Stored records:
------
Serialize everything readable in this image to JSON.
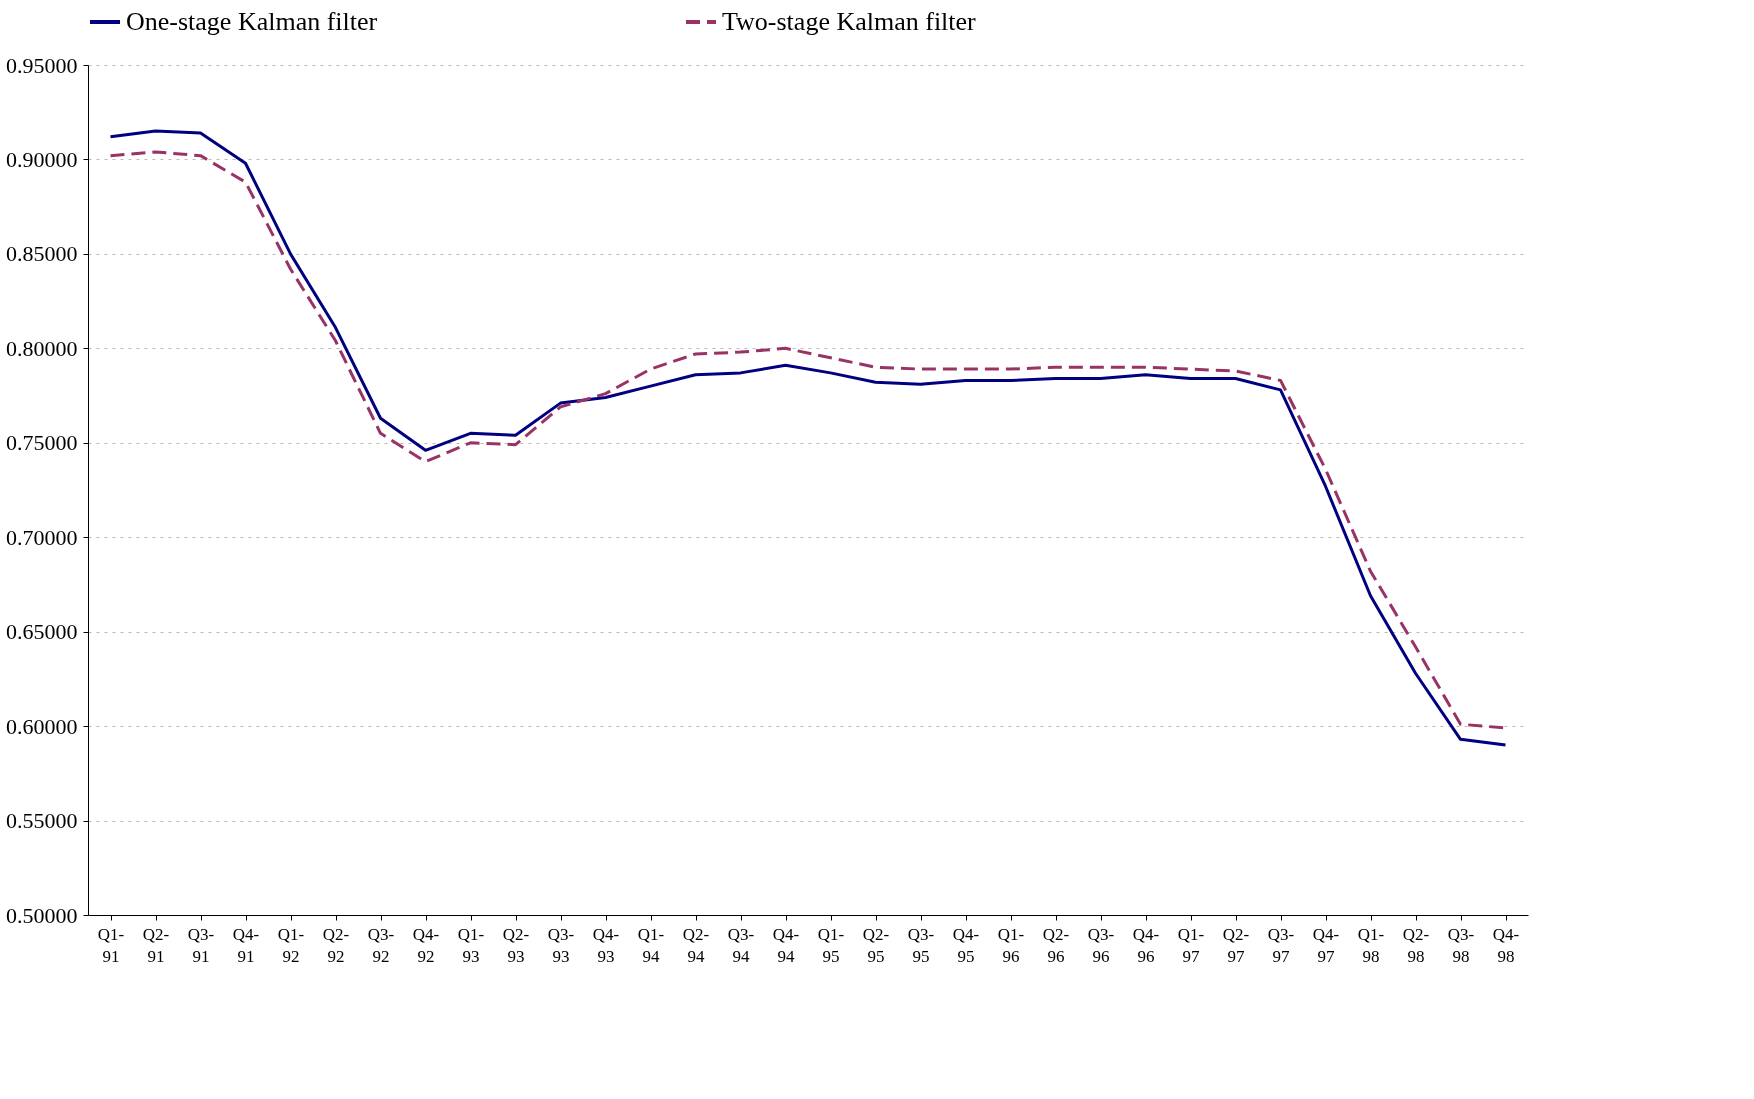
{
  "chart_data": {
    "type": "line",
    "categories": [
      "Q1-91",
      "Q2-91",
      "Q3-91",
      "Q4-91",
      "Q1-92",
      "Q2-92",
      "Q3-92",
      "Q4-92",
      "Q1-93",
      "Q2-93",
      "Q3-93",
      "Q4-93",
      "Q1-94",
      "Q2-94",
      "Q3-94",
      "Q4-94",
      "Q1-95",
      "Q2-95",
      "Q3-95",
      "Q4-95",
      "Q1-96",
      "Q2-96",
      "Q3-96",
      "Q4-96",
      "Q1-97",
      "Q2-97",
      "Q3-97",
      "Q4-97",
      "Q1-98",
      "Q2-98",
      "Q3-98",
      "Q4-98"
    ],
    "series": [
      {
        "name": "One-stage Kalman filter",
        "color": "#000080",
        "line_style": "solid",
        "values": [
          0.912,
          0.915,
          0.914,
          0.898,
          0.85,
          0.811,
          0.763,
          0.746,
          0.755,
          0.754,
          0.771,
          0.774,
          0.78,
          0.786,
          0.787,
          0.791,
          0.787,
          0.782,
          0.781,
          0.783,
          0.783,
          0.784,
          0.784,
          0.786,
          0.784,
          0.784,
          0.778,
          0.727,
          0.669,
          0.628,
          0.593,
          0.59
        ]
      },
      {
        "name": "Two-stage Kalman filter",
        "color": "#993366",
        "line_style": "dashed",
        "values": [
          0.902,
          0.904,
          0.902,
          0.888,
          0.842,
          0.804,
          0.755,
          0.74,
          0.75,
          0.749,
          0.769,
          0.776,
          0.789,
          0.797,
          0.798,
          0.8,
          0.795,
          0.79,
          0.789,
          0.789,
          0.789,
          0.79,
          0.79,
          0.79,
          0.789,
          0.788,
          0.783,
          0.736,
          0.682,
          0.642,
          0.601,
          0.599
        ]
      }
    ],
    "ylim": [
      0.5,
      0.95
    ],
    "yticks": [
      {
        "value": 0.5,
        "label": "0.50000"
      },
      {
        "value": 0.55,
        "label": "0.55000"
      },
      {
        "value": 0.6,
        "label": "0.60000"
      },
      {
        "value": 0.65,
        "label": "0.65000"
      },
      {
        "value": 0.7,
        "label": "0.70000"
      },
      {
        "value": 0.75,
        "label": "0.75000"
      },
      {
        "value": 0.8,
        "label": "0.80000"
      },
      {
        "value": 0.85,
        "label": "0.85000"
      },
      {
        "value": 0.9,
        "label": "0.90000"
      },
      {
        "value": 0.95,
        "label": "0.95000"
      }
    ],
    "grid": "y",
    "legend": "top",
    "marker": "none"
  }
}
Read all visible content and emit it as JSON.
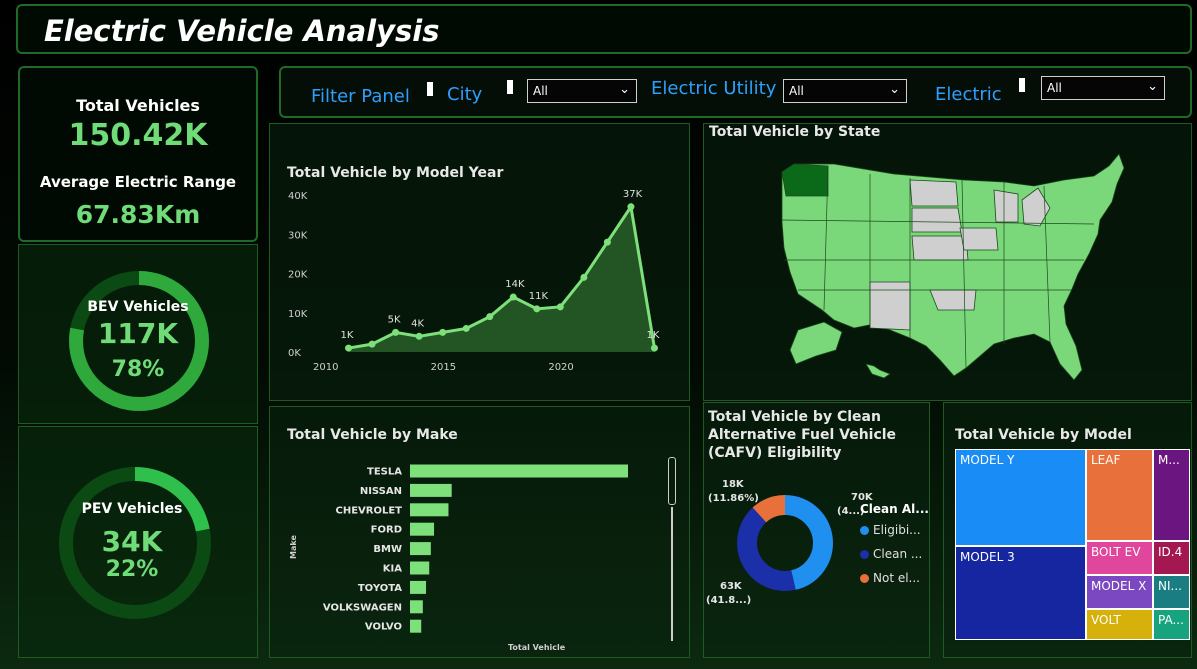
{
  "title": "Electric Vehicle Analysis",
  "kpis": {
    "total_label": "Total Vehicles",
    "total_value": "150.42K",
    "range_label": "Average Electric Range",
    "range_value": "67.83Km"
  },
  "bev": {
    "label": "BEV Vehicles",
    "value": "117K",
    "pct": "78%",
    "fraction": 0.78
  },
  "pev": {
    "label": "PEV Vehicles",
    "value": "34K",
    "pct": "22%",
    "fraction": 0.22
  },
  "filters": {
    "panel_label": "Filter Panel",
    "city_label": "City",
    "city_value": "All",
    "utility_label": "Electric Utility",
    "utility_value": "All",
    "electric_label": "Electric",
    "electric_value": "All"
  },
  "chart_data": [
    {
      "type": "area",
      "title": "Total Vehicle by Model Year",
      "x": [
        2011,
        2012,
        2013,
        2014,
        2015,
        2016,
        2017,
        2018,
        2019,
        2020,
        2021,
        2022,
        2023,
        2024
      ],
      "values": [
        1000,
        2000,
        5000,
        4000,
        5000,
        6000,
        9000,
        14000,
        11000,
        11500,
        19000,
        28000,
        37000,
        1000
      ],
      "labels": [
        "1K",
        "",
        "5K",
        "4K",
        "",
        "",
        "",
        "14K",
        "11K",
        "",
        "",
        "",
        "37K",
        "1K"
      ],
      "y_ticks": [
        "0K",
        "10K",
        "20K",
        "30K",
        "40K"
      ],
      "x_ticks": [
        "2010",
        "2015",
        "2020"
      ],
      "ylim": [
        0,
        40000
      ],
      "xlim": [
        2010,
        2025
      ],
      "color": "#7ee07a"
    },
    {
      "type": "bar",
      "title": "Total Vehicle by Make",
      "ylabel": "Make",
      "xlabel": "Total Vehicle",
      "categories": [
        "TESLA",
        "NISSAN",
        "CHEVROLET",
        "FORD",
        "BMW",
        "KIA",
        "TOYOTA",
        "VOLKSWAGEN",
        "VOLVO"
      ],
      "values": [
        68000,
        13000,
        12000,
        7500,
        6500,
        6000,
        5000,
        4000,
        3500
      ],
      "color": "#7ee07a"
    },
    {
      "type": "pie",
      "title": "Total Vehicle by Clean Alternative Fuel Vehicle (CAFV) Eligibility",
      "legend_title": "Clean Al...",
      "slices": [
        {
          "name": "Eligibi...",
          "value": 70000,
          "label1": "70K",
          "label2": "(4...)",
          "color": "#1f8ff0"
        },
        {
          "name": "Clean ...",
          "value": 63000,
          "label1": "63K",
          "label2": "(41.8...)",
          "color": "#1a2fa8"
        },
        {
          "name": "Not el...",
          "value": 18000,
          "label1": "18K",
          "label2": "(11.86%)",
          "color": "#e8703a"
        }
      ]
    },
    {
      "type": "heatmap",
      "title": "Total Vehicle by Model",
      "items": [
        {
          "name": "MODEL Y",
          "color": "#1a8cf5"
        },
        {
          "name": "MODEL 3",
          "color": "#1526a0"
        },
        {
          "name": "LEAF",
          "color": "#e8703a"
        },
        {
          "name": "M...",
          "color": "#6b1580"
        },
        {
          "name": "BOLT EV",
          "color": "#e0479c"
        },
        {
          "name": "ID.4",
          "color": "#a31850"
        },
        {
          "name": "MODEL X",
          "color": "#7b48c2"
        },
        {
          "name": "NI...",
          "color": "#1a7d82"
        },
        {
          "name": "VOLT",
          "color": "#d6b10c"
        },
        {
          "name": "PA...",
          "color": "#17a37e"
        }
      ]
    }
  ],
  "map": {
    "title": "Total Vehicle by State",
    "colors": {
      "high": "#0b6a1a",
      "med": "#7bd87a",
      "none": "#cfcfcf"
    }
  }
}
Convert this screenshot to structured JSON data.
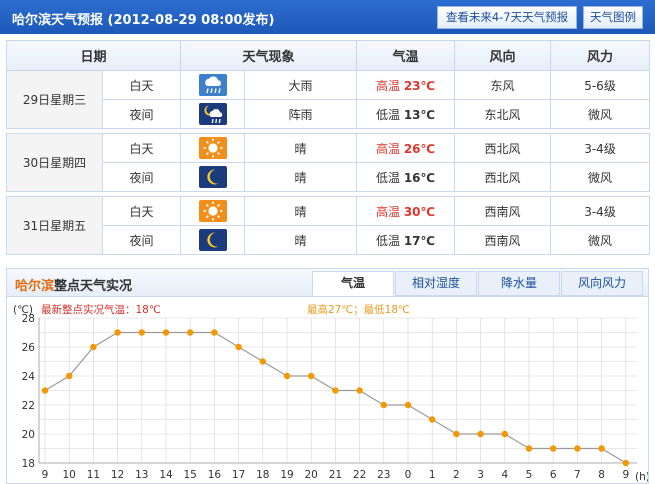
{
  "forecast": {
    "title": "哈尔滨天气预报 (2012-08-29  08:00发布)",
    "week_button": "查看未来4-7天天气预报",
    "legend_button": "天气图例",
    "columns": [
      "日期",
      "天气现象",
      "气温",
      "风向",
      "风力"
    ],
    "days": [
      {
        "date": "29日星期三",
        "rows": [
          {
            "period": "白天",
            "icon": "rain-cloud-icon",
            "weather": "大雨",
            "temp_label": "高温",
            "temp": "23℃",
            "wind_dir": "东风",
            "wind_force": "5-6级"
          },
          {
            "period": "夜间",
            "icon": "night-shower-icon",
            "weather": "阵雨",
            "temp_label": "低温",
            "temp": "13℃",
            "wind_dir": "东北风",
            "wind_force": "微风"
          }
        ]
      },
      {
        "date": "30日星期四",
        "rows": [
          {
            "period": "白天",
            "icon": "sun-icon",
            "weather": "晴",
            "temp_label": "高温",
            "temp": "26℃",
            "wind_dir": "西北风",
            "wind_force": "3-4级"
          },
          {
            "period": "夜间",
            "icon": "moon-icon",
            "weather": "晴",
            "temp_label": "低温",
            "temp": "16℃",
            "wind_dir": "西北风",
            "wind_force": "微风"
          }
        ]
      },
      {
        "date": "31日星期五",
        "rows": [
          {
            "period": "白天",
            "icon": "sun-icon",
            "weather": "晴",
            "temp_label": "高温",
            "temp": "30℃",
            "wind_dir": "西南风",
            "wind_force": "3-4级"
          },
          {
            "period": "夜间",
            "icon": "moon-icon",
            "weather": "晴",
            "temp_label": "低温",
            "temp": "17℃",
            "wind_dir": "西南风",
            "wind_force": "微风"
          }
        ]
      }
    ]
  },
  "live": {
    "city": "哈尔滨",
    "title_rest": "整点天气实况",
    "tabs": [
      "气温",
      "相对湿度",
      "降水量",
      "风向风力"
    ],
    "active_tab": 0
  },
  "chart_data": {
    "type": "line",
    "unit_label": "(℃)",
    "x_unit_label": "(h)",
    "annotation_left": "最新整点实况气温：18℃",
    "annotation_right": "最高27℃；最低18℃",
    "x": [
      "9",
      "10",
      "11",
      "12",
      "13",
      "14",
      "15",
      "16",
      "17",
      "18",
      "19",
      "20",
      "21",
      "22",
      "23",
      "0",
      "1",
      "2",
      "3",
      "4",
      "5",
      "6",
      "7",
      "8",
      "9"
    ],
    "values": [
      23,
      24,
      26,
      27,
      27,
      27,
      27,
      27,
      26,
      25,
      24,
      24,
      23,
      23,
      22,
      22,
      21,
      20,
      20,
      20,
      19,
      19,
      19,
      19,
      18
    ],
    "ylim": [
      18,
      28
    ],
    "yticks": [
      18,
      20,
      22,
      24,
      26,
      28
    ],
    "grid": true,
    "colors": {
      "line": "#9a9a9a",
      "marker": "#f39800",
      "annotation_left": "#d6312b",
      "annotation_right": "#e89a1c",
      "grid": "#d4d4d4"
    }
  }
}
------
Task objective: Find the string "this" in the listing and return every line that holds it.

The response:
Serialize everything readable in this image to JSON.
Convert this screenshot to structured JSON data.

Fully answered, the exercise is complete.